(Data entries for graphics)
┄┄┄┄┄┄

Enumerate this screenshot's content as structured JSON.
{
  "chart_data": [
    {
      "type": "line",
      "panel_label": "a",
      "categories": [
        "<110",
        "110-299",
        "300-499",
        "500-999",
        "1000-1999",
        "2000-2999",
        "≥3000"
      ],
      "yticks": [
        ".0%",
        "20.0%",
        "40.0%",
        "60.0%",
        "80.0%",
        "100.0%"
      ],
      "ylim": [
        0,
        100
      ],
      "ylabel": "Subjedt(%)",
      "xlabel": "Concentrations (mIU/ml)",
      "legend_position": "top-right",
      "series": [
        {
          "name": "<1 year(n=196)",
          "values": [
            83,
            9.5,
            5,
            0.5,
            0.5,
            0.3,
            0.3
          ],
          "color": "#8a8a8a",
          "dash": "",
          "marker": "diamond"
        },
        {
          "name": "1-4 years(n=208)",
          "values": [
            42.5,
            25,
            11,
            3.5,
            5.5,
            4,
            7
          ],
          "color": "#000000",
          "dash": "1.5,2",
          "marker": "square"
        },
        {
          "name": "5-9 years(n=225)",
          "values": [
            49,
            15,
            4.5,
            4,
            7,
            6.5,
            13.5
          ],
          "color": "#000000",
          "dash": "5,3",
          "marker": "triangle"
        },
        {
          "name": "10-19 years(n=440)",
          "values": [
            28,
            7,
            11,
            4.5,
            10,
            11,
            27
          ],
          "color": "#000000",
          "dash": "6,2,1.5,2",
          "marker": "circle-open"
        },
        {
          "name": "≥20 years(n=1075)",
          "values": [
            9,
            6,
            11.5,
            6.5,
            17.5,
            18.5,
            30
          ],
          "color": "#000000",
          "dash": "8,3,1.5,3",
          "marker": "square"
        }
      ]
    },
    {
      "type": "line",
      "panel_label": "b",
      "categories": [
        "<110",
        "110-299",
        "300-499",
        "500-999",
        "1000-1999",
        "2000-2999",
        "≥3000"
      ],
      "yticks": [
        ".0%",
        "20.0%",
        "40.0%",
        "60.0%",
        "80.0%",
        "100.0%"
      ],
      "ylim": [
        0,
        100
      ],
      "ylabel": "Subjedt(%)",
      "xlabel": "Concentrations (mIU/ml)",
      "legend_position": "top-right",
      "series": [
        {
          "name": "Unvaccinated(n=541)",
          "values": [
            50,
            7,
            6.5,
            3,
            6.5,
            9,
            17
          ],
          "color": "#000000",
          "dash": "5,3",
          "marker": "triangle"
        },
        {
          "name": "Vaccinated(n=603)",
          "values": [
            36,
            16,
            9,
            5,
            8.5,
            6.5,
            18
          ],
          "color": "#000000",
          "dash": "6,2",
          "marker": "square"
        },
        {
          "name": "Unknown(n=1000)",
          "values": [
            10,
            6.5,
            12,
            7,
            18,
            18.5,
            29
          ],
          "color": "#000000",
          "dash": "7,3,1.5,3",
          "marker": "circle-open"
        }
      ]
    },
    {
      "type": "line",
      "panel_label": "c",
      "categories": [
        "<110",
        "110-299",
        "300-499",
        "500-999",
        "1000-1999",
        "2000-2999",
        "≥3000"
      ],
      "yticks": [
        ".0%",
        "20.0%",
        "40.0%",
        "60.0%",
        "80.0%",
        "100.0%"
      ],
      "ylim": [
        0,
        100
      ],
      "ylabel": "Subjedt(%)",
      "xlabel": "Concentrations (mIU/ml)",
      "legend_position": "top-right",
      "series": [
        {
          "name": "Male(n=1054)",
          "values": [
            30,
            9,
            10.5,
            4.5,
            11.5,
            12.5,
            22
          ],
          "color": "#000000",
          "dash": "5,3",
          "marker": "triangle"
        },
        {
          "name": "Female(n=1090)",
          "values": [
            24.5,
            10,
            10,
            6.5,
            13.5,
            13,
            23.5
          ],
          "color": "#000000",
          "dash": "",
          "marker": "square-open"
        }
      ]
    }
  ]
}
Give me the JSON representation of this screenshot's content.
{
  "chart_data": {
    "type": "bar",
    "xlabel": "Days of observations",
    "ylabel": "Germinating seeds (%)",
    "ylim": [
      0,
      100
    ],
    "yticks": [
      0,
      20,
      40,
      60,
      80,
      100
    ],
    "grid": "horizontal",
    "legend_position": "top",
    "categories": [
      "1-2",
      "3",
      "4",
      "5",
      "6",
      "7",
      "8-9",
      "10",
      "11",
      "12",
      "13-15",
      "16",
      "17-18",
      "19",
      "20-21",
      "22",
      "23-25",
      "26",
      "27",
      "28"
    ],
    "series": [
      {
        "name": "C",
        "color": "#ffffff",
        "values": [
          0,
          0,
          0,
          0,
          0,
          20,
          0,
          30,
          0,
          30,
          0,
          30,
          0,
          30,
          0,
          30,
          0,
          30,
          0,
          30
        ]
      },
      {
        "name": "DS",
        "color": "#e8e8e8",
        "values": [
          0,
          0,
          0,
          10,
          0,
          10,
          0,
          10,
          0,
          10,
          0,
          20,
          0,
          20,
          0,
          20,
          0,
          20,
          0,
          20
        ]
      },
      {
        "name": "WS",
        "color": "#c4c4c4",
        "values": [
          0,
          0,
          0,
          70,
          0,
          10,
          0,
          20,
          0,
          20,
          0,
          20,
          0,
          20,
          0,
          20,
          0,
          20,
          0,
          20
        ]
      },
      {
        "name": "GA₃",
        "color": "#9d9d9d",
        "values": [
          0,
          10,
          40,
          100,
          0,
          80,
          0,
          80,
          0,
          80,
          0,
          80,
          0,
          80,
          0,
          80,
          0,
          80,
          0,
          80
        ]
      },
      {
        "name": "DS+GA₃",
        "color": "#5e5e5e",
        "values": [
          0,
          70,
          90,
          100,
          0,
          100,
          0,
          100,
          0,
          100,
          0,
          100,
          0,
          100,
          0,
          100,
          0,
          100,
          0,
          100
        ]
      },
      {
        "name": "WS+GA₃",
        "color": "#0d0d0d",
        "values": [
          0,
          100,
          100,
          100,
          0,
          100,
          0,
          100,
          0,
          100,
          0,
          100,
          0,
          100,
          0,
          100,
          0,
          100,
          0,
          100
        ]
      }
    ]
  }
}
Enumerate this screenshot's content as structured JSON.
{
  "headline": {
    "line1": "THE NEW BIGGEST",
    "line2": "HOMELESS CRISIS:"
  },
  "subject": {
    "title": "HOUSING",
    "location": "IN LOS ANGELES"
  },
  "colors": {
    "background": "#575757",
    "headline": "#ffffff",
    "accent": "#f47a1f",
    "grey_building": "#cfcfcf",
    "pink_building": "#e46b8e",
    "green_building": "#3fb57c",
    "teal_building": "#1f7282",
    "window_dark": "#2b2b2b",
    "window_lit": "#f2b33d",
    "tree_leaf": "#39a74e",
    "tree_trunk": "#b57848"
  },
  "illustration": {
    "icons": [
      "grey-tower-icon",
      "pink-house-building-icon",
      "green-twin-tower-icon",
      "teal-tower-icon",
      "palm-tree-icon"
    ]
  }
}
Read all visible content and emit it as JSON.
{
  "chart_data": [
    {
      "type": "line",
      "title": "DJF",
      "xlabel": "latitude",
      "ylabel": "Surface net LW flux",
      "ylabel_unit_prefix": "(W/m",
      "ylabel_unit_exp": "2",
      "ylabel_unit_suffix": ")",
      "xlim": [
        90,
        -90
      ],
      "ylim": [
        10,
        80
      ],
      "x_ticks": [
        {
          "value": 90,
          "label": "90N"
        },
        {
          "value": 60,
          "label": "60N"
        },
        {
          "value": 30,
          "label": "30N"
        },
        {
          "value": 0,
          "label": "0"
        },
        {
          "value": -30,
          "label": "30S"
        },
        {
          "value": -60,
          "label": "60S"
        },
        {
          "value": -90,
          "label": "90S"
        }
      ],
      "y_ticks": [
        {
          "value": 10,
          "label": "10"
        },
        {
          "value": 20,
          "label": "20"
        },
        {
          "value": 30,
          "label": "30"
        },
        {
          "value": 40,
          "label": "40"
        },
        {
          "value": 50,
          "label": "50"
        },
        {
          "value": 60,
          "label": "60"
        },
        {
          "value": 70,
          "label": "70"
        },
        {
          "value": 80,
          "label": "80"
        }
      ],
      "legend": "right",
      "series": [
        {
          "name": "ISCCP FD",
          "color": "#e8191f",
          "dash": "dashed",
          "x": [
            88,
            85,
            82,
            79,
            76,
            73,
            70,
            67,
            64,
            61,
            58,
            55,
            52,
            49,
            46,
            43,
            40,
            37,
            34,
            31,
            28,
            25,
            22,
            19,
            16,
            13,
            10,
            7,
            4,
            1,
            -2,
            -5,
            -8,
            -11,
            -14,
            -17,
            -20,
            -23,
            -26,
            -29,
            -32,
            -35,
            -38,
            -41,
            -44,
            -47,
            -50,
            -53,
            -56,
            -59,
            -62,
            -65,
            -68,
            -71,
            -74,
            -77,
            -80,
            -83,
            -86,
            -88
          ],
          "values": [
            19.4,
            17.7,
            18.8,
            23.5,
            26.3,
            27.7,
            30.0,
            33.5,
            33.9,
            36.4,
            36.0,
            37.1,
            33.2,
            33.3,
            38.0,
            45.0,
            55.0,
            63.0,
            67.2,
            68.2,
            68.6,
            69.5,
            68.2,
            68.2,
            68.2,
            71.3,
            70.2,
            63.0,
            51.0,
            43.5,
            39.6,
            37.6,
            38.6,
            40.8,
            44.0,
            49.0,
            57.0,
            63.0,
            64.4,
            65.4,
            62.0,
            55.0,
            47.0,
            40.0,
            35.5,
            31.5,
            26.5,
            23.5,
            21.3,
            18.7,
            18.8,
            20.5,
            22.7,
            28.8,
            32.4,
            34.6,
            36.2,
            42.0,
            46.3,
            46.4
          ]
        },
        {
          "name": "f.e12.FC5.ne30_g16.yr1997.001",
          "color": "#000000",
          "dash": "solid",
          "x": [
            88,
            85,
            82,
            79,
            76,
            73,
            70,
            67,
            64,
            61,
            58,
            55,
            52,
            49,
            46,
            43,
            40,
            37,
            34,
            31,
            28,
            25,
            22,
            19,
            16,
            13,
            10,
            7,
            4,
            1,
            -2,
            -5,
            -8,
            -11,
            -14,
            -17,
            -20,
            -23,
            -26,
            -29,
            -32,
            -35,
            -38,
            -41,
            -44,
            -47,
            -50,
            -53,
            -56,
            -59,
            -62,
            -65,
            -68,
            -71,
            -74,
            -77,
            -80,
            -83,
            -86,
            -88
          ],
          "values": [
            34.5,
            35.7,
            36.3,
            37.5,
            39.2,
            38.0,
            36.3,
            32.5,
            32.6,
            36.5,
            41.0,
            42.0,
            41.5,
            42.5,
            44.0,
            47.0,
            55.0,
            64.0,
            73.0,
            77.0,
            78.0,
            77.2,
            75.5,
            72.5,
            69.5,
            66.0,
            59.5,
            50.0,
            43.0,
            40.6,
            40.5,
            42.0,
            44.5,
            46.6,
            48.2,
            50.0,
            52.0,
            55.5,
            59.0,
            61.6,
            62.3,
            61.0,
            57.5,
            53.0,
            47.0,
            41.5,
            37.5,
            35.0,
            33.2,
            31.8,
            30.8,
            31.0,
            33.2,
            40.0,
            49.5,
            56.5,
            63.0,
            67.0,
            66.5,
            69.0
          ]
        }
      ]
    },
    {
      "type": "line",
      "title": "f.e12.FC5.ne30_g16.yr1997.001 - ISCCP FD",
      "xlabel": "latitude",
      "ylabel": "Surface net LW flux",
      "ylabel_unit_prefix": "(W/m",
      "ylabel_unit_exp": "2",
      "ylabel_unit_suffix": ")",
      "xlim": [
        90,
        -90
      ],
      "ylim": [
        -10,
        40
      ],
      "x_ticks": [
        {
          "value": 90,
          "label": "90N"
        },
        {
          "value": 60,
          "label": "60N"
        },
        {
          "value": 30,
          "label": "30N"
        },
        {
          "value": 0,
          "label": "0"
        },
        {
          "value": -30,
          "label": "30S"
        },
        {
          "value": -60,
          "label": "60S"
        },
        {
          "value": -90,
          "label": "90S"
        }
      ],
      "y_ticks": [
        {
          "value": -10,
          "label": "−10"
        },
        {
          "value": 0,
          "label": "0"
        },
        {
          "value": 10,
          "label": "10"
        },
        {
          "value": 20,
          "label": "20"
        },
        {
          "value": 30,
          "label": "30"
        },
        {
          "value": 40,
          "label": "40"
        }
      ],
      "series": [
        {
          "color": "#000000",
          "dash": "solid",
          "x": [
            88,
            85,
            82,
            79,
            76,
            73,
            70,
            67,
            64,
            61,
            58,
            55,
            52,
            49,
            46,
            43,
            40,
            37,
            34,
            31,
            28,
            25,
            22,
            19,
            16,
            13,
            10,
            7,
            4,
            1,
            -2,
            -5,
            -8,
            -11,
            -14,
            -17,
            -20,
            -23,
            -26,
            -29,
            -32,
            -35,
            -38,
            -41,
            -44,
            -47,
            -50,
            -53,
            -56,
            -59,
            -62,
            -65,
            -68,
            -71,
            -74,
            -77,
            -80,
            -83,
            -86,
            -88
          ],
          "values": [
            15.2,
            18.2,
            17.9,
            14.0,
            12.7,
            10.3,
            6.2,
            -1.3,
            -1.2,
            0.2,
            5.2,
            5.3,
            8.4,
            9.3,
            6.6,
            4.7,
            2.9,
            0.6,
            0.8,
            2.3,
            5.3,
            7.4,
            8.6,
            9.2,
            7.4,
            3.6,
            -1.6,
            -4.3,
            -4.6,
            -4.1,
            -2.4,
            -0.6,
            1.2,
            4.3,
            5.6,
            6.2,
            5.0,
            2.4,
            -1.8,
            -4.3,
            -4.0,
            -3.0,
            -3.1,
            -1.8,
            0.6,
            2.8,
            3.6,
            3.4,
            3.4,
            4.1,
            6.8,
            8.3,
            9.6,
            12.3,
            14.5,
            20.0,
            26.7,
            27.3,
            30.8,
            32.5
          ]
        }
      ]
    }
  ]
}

┄┄┄┄┄┄

◆ **EXERCISE REQUIREMENTS**: Gather every line from the listing above in which the word "content" appears.

◆ **SOLUTION TO THE EXERCISE**:
Enumerate this screenshot's content as structured JSON.
Give me the JSON representation of this screenshot's content.
Enumerate this screenshot's content as structured JSON.
Read all visible content and emit it as JSON.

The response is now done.